[Required work] From the items below, extract every line that contains the string "privacy".

[Source data]
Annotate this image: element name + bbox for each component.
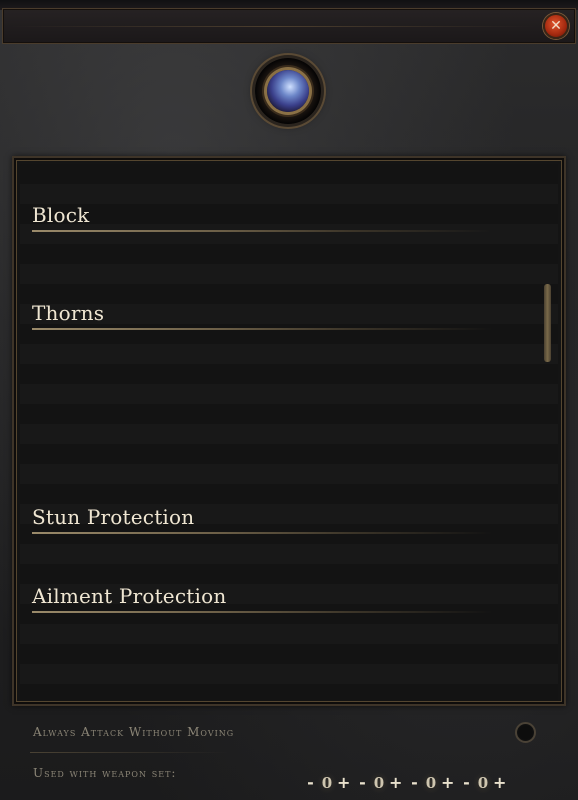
weapon-set-4-increase-button[interactable]: + — [493, 772, 506, 794]
section-heading-block: Block — [32, 203, 90, 227]
footer-divider — [30, 752, 230, 753]
weapon-set-selector: - 0 + - 0 + - 0 + - 0 + — [304, 770, 506, 796]
section-heading-ailment-protection: Ailment Protection — [32, 584, 227, 608]
title-bar — [2, 8, 576, 44]
always-attack-label: Always Attack Without Moving — [33, 725, 235, 739]
weapon-set-1-decrease-button[interactable]: - — [304, 772, 317, 794]
weapon-set-label: Used with weapon set: — [33, 766, 177, 780]
weapon-set-2-increase-button[interactable]: + — [389, 772, 402, 794]
weapon-set-4-value: 0 — [473, 772, 493, 794]
panel-emblem — [255, 58, 321, 124]
stats-list — [20, 164, 558, 700]
section-heading-thorns: Thorns — [32, 301, 105, 325]
section-heading-stun-protection: Stun Protection — [32, 505, 195, 529]
stats-scrollbar[interactable] — [544, 284, 551, 362]
weapon-set-3-value: 0 — [421, 772, 441, 794]
weapon-set-4-decrease-button[interactable]: - — [460, 772, 473, 794]
section-divider — [32, 230, 492, 232]
section-divider — [32, 611, 492, 613]
section-divider — [32, 532, 492, 534]
close-button[interactable]: ✕ — [543, 13, 569, 39]
always-attack-toggle[interactable] — [515, 722, 536, 743]
weapon-set-3-decrease-button[interactable]: - — [408, 772, 421, 794]
section-divider — [32, 328, 492, 330]
orb-icon — [267, 70, 309, 112]
weapon-set-1-increase-button[interactable]: + — [337, 772, 350, 794]
weapon-set-2-value: 0 — [369, 772, 389, 794]
close-icon: ✕ — [550, 18, 562, 34]
title-bar-rule — [11, 26, 535, 27]
weapon-set-2-decrease-button[interactable]: - — [356, 772, 369, 794]
weapon-set-3-increase-button[interactable]: + — [441, 772, 454, 794]
weapon-set-1-value: 0 — [317, 772, 337, 794]
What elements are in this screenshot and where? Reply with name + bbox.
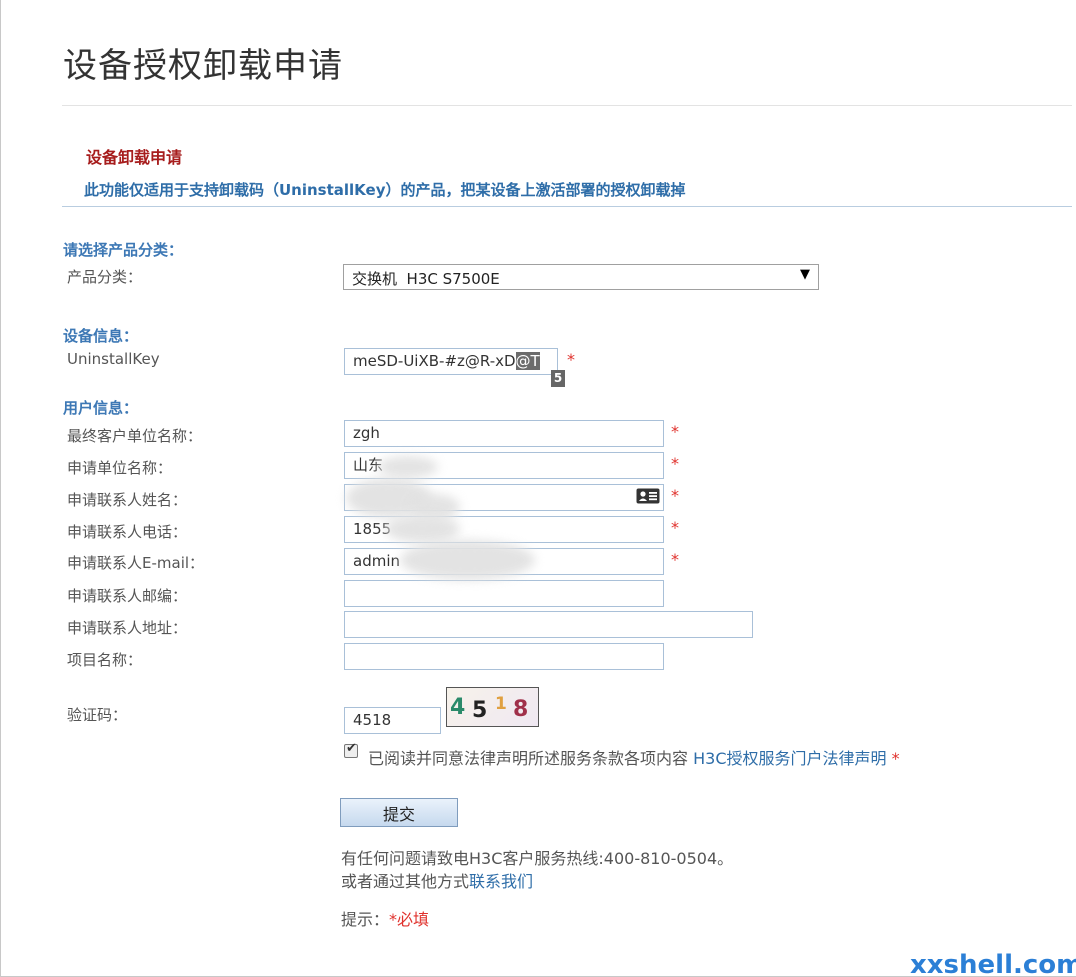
contact-address-input[interactable]: [344, 611, 753, 638]
privacy-blur: [378, 456, 438, 478]
uninstall-key-value: meSD-UiXB-#z@R-xD: [353, 352, 516, 370]
privacy-blur: [400, 540, 535, 580]
hint-prefix: 提示：: [341, 910, 390, 929]
uninstall-key-input[interactable]: meSD-UiXB-#z@R-xD@T: [344, 348, 558, 375]
product-category-label: 产品分类：: [67, 268, 143, 286]
help-hotline: 有任何问题请致电H3C客户服务热线:400-810-0504。: [341, 849, 734, 868]
project-name-input[interactable]: [344, 643, 664, 670]
agreement-required: *: [891, 749, 900, 768]
captcha-char: 8: [513, 697, 529, 722]
captcha-input[interactable]: 4518: [344, 707, 441, 734]
input-tooltip-badge: 5: [551, 370, 565, 387]
contact-name-required: *: [671, 486, 679, 505]
field-label-end-customer: 最终客户单位名称：: [67, 427, 203, 445]
captcha-char: 1: [495, 694, 507, 714]
user-heading: 用户信息：: [63, 399, 139, 417]
uninstall-key-label: UninstallKey: [67, 350, 160, 368]
field-label-applicant-org: 申请单位名称：: [67, 459, 173, 477]
required-hint: 提示：*必填: [341, 906, 429, 930]
privacy-blur: [385, 515, 460, 543]
field-label-contact-phone: 申请联系人电话：: [67, 523, 188, 541]
contact-us-link[interactable]: 联系我们: [469, 872, 533, 891]
captcha-image[interactable]: 4 5 1 8: [446, 687, 539, 727]
field-label-contact-name: 申请联系人姓名：: [67, 491, 188, 509]
triangle-down-icon: ▼: [800, 267, 810, 282]
section-divider: [62, 206, 1072, 207]
contact-phone-required: *: [671, 518, 679, 537]
captcha-label: 验证码：: [67, 706, 128, 724]
captcha-char: 4: [450, 695, 466, 720]
captcha-char: 5: [472, 698, 488, 723]
title-divider: [62, 105, 1072, 106]
agreement-label: 已阅读并同意法律声明所述服务条款各项内容: [368, 749, 689, 768]
help-contact: 或者通过其他方式联系我们: [341, 868, 533, 892]
section-title: 设备卸载申请: [86, 148, 183, 167]
device-heading: 设备信息：: [63, 327, 139, 345]
field-label-contact-zip: 申请联系人邮编：: [67, 587, 188, 605]
uninstall-key-required: *: [567, 350, 575, 369]
section-description: 此功能仅适用于支持卸载码（UninstallKey）的产品，把某设备上激活部署的…: [84, 181, 686, 199]
agree-checkbox[interactable]: [344, 741, 358, 758]
end-customer-input[interactable]: zgh: [344, 420, 664, 447]
contact-zip-input[interactable]: [344, 580, 664, 607]
applicant-org-required: *: [671, 454, 679, 473]
contact-card-icon[interactable]: [636, 488, 660, 504]
product-category-select[interactable]: 交换机 H3C S7500E ▼: [343, 264, 819, 290]
product-heading: 请选择产品分类：: [63, 241, 184, 259]
product-category-value: 交换机 H3C S7500E: [352, 270, 500, 288]
page-title: 设备授权卸载申请: [63, 46, 343, 86]
agreement-text: 已阅读并同意法律声明所述服务条款各项内容 H3C授权服务门户法律声明 *: [368, 745, 900, 769]
hint-required: *必填: [389, 910, 430, 929]
field-label-project-name: 项目名称：: [67, 651, 143, 669]
help-contact-prefix: 或者通过其他方式: [341, 872, 470, 891]
field-label-contact-email: 申请联系人E-mail：: [67, 554, 205, 572]
end-customer-required: *: [671, 422, 679, 441]
field-label-contact-address: 申请联系人地址：: [67, 619, 188, 637]
submit-button[interactable]: 提交: [340, 798, 458, 827]
watermark: xxshell.com: [910, 950, 1076, 977]
legal-statement-link[interactable]: H3C授权服务门户法律声明: [693, 749, 886, 768]
contact-email-required: *: [671, 550, 679, 569]
uninstall-key-selection: @T: [515, 352, 540, 370]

[Result of this exercise]
privacy-blur: [378, 456, 438, 478]
privacy-blur: [400, 540, 535, 580]
privacy-blur: [385, 515, 460, 543]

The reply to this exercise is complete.